* _Dataset entries on figures_
[start]

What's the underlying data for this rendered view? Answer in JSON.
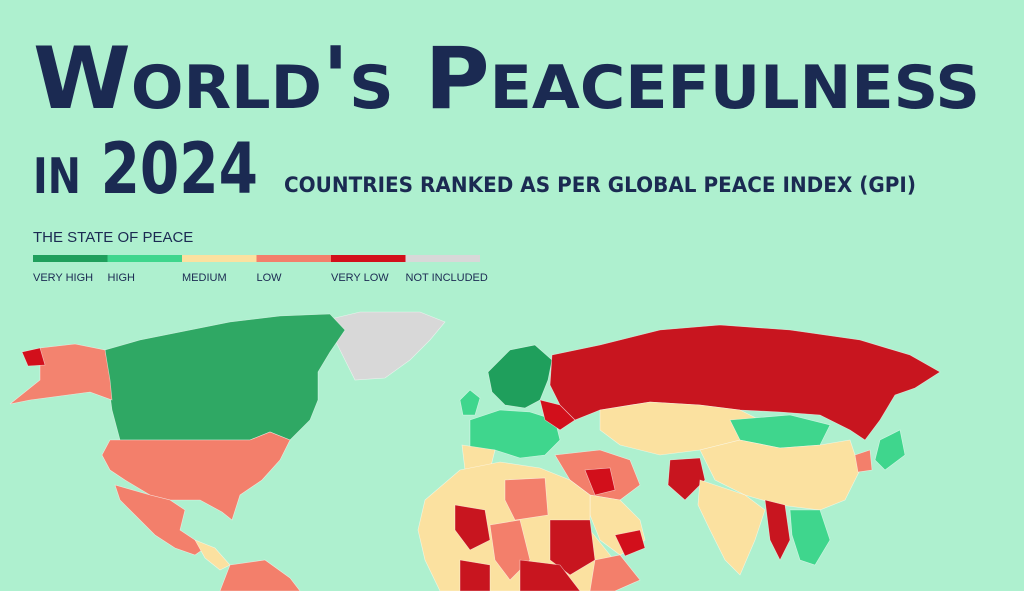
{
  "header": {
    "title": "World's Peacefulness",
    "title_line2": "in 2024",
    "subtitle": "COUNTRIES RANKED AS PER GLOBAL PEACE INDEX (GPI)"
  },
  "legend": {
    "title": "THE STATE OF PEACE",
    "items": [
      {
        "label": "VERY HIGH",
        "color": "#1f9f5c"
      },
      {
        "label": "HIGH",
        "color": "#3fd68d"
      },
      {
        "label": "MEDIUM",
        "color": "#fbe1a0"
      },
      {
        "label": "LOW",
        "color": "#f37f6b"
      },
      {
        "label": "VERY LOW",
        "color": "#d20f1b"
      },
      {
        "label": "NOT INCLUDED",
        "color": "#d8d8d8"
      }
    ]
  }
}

[end]

Restate the data above exactly, stripping out each image.

* _Exercise solution_
What's the underlying data for this rendered view? Answer in JSON.
{
  "header": {
    "title": "World's Peacefulness",
    "title_line2": "in 2024",
    "subtitle": "COUNTRIES RANKED AS PER GLOBAL PEACE INDEX (GPI)"
  },
  "legend": {
    "title": "THE STATE OF PEACE",
    "items": [
      {
        "label": "VERY HIGH",
        "color": "#1f9f5c"
      },
      {
        "label": "HIGH",
        "color": "#3fd68d"
      },
      {
        "label": "MEDIUM",
        "color": "#fbe1a0"
      },
      {
        "label": "LOW",
        "color": "#f37f6b"
      },
      {
        "label": "VERY LOW",
        "color": "#d20f1b"
      },
      {
        "label": "NOT INCLUDED",
        "color": "#d8d8d8"
      }
    ]
  }
}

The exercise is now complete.